§ THE PROBLEM:
Records follow. Copy every line with "JSON".

[Entries from a dataset]
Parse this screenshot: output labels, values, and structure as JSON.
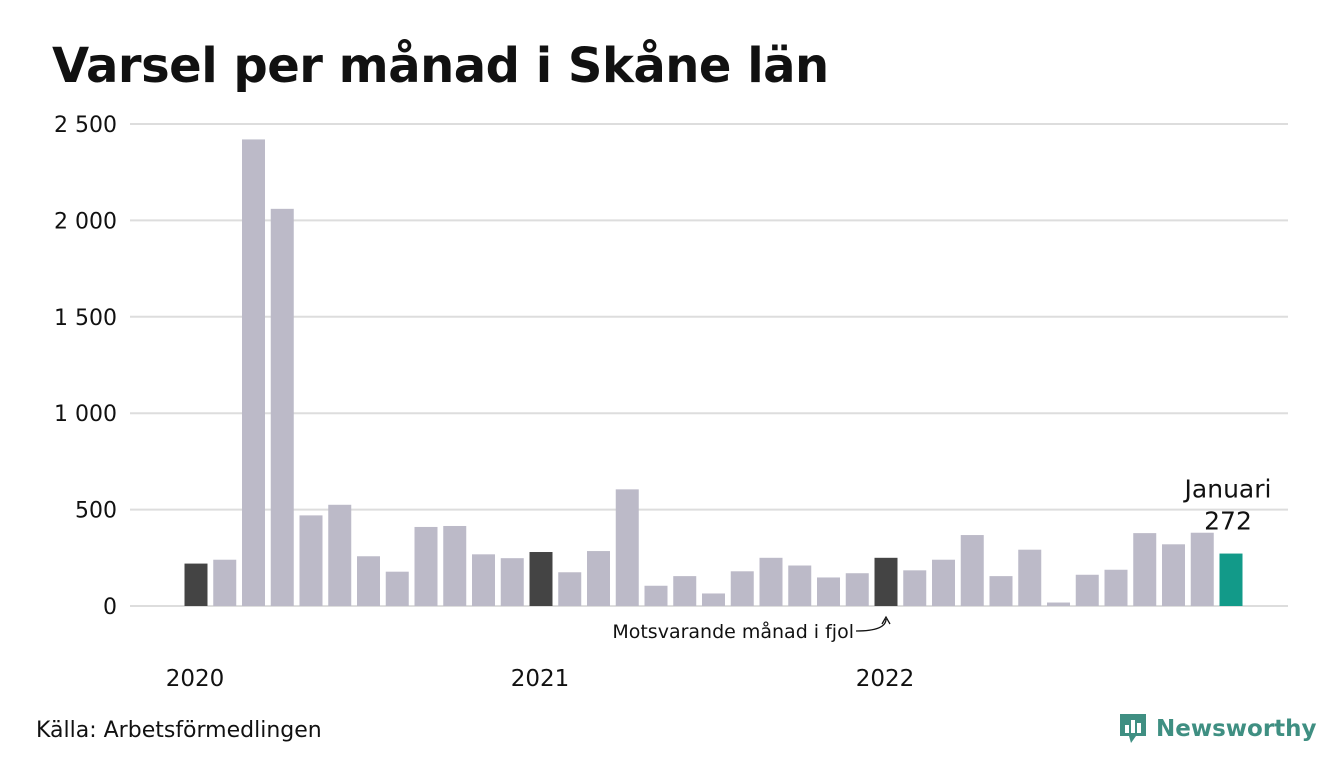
{
  "title": "Varsel per månad i Skåne län",
  "source": "Källa: Arbetsförmedlingen",
  "brand": "Newsworthy",
  "colors": {
    "regular": "#bcbac8",
    "same_month_prev": "#444444",
    "current": "#129a89",
    "grid": "#dddddd",
    "brand": "#3f8f82"
  },
  "chart_data": {
    "type": "bar",
    "title": "Varsel per månad i Skåne län",
    "xlabel": "",
    "ylabel": "",
    "ylim": [
      0,
      2500
    ],
    "yticks": [
      {
        "value": 0,
        "label": "0"
      },
      {
        "value": 500,
        "label": "500"
      },
      {
        "value": 1000,
        "label": "1 000"
      },
      {
        "value": 1500,
        "label": "1 500"
      },
      {
        "value": 2000,
        "label": "2 000"
      },
      {
        "value": 2500,
        "label": "2 500"
      }
    ],
    "grid": true,
    "year_labels": [
      {
        "label": "2020",
        "index": 0
      },
      {
        "label": "2021",
        "index": 12
      },
      {
        "label": "2022",
        "index": 24
      }
    ],
    "values": [
      220,
      240,
      2420,
      2060,
      470,
      525,
      258,
      178,
      410,
      415,
      268,
      248,
      280,
      175,
      285,
      605,
      105,
      155,
      65,
      180,
      250,
      210,
      148,
      170,
      250,
      185,
      240,
      368,
      155,
      292,
      18,
      162,
      188,
      378,
      320,
      380,
      272
    ],
    "highlight_prev_year_indices": [
      0,
      12,
      24
    ],
    "current_index": 36,
    "current_label": "Januari",
    "current_value_label": "272",
    "annotation": "Motsvarande månad i fjol"
  }
}
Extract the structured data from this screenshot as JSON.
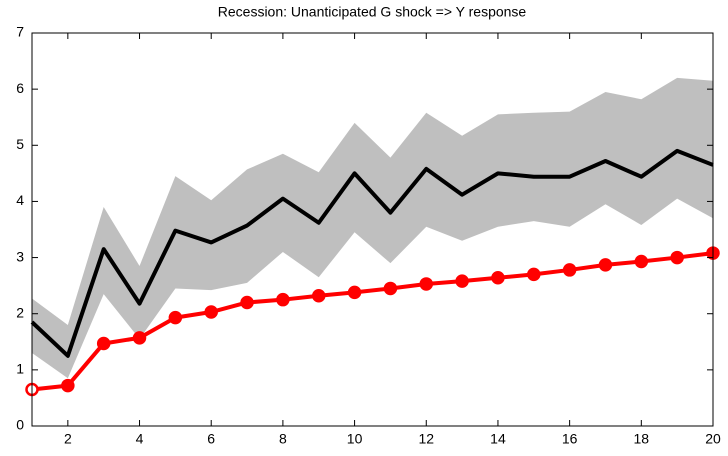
{
  "chart_data": {
    "type": "line",
    "title": "Recession: Unanticipated G shock => Y response",
    "x": [
      1,
      2,
      3,
      4,
      5,
      6,
      7,
      8,
      9,
      10,
      11,
      12,
      13,
      14,
      15,
      16,
      17,
      18,
      19,
      20
    ],
    "band": {
      "color": "#bfbfbf",
      "upper": [
        2.27,
        1.8,
        3.9,
        2.85,
        4.45,
        4.02,
        4.57,
        4.85,
        4.52,
        5.4,
        4.78,
        5.58,
        5.17,
        5.55,
        5.58,
        5.6,
        5.95,
        5.82,
        6.2,
        6.15
      ],
      "lower": [
        1.3,
        0.85,
        2.35,
        1.55,
        2.45,
        2.42,
        2.55,
        3.1,
        2.65,
        3.45,
        2.9,
        3.55,
        3.3,
        3.55,
        3.65,
        3.55,
        3.95,
        3.58,
        4.05,
        3.7
      ]
    },
    "series": [
      {
        "color": "#000000",
        "markers": false,
        "values": [
          1.85,
          1.25,
          3.15,
          2.18,
          3.48,
          3.27,
          3.57,
          4.05,
          3.62,
          4.5,
          3.8,
          4.58,
          4.12,
          4.5,
          4.44,
          4.44,
          4.72,
          4.44,
          4.9,
          4.65
        ]
      },
      {
        "color": "#ff0000",
        "markers": true,
        "values": [
          0.65,
          0.72,
          1.47,
          1.57,
          1.93,
          2.03,
          2.2,
          2.25,
          2.32,
          2.38,
          2.45,
          2.53,
          2.58,
          2.64,
          2.7,
          2.78,
          2.87,
          2.93,
          3.0,
          3.08
        ]
      }
    ],
    "xlim": [
      1,
      20
    ],
    "xticks": [
      2,
      4,
      6,
      8,
      10,
      12,
      14,
      16,
      18,
      20
    ],
    "ylim": [
      0,
      7
    ],
    "yticks": [
      0,
      1,
      2,
      3,
      4,
      5,
      6,
      7
    ]
  }
}
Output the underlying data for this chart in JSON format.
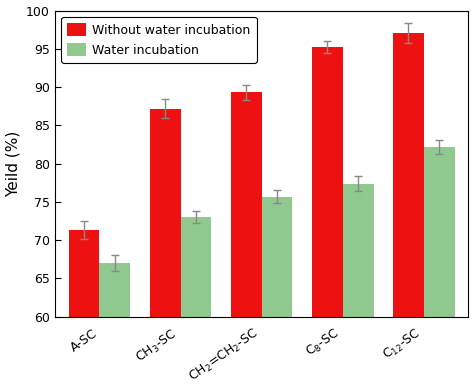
{
  "categories": [
    "A-SC",
    "CH$_3$-SC",
    "CH$_2$=CH$_2$-SC",
    "C$_8$-SC",
    "C$_{12}$-SC"
  ],
  "without_water": [
    71.3,
    87.2,
    89.3,
    95.2,
    97.1
  ],
  "water": [
    67.0,
    73.0,
    75.7,
    77.4,
    82.2
  ],
  "without_water_err": [
    1.2,
    1.2,
    1.0,
    0.8,
    1.3
  ],
  "water_err": [
    1.0,
    0.8,
    0.8,
    1.0,
    0.9
  ],
  "bar_color_red": "#EE1111",
  "bar_color_green": "#90C990",
  "ylabel": "Yeild (%)",
  "ylim": [
    60,
    100
  ],
  "yticks": [
    60,
    65,
    70,
    75,
    80,
    85,
    90,
    95,
    100
  ],
  "legend_labels": [
    "Without water incubation",
    "Water incubation"
  ],
  "bar_width": 0.38,
  "figsize": [
    4.74,
    3.91
  ],
  "dpi": 100,
  "axis_fontsize": 11,
  "tick_fontsize": 9,
  "legend_fontsize": 9,
  "error_color": "#888888"
}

§ EXERCISE OUTPUT:
Parse this screenshot: output labels, values, and structure as JSON.
Extract the structured data from this screenshot as JSON.
Output the underlying data for this chart in JSON format.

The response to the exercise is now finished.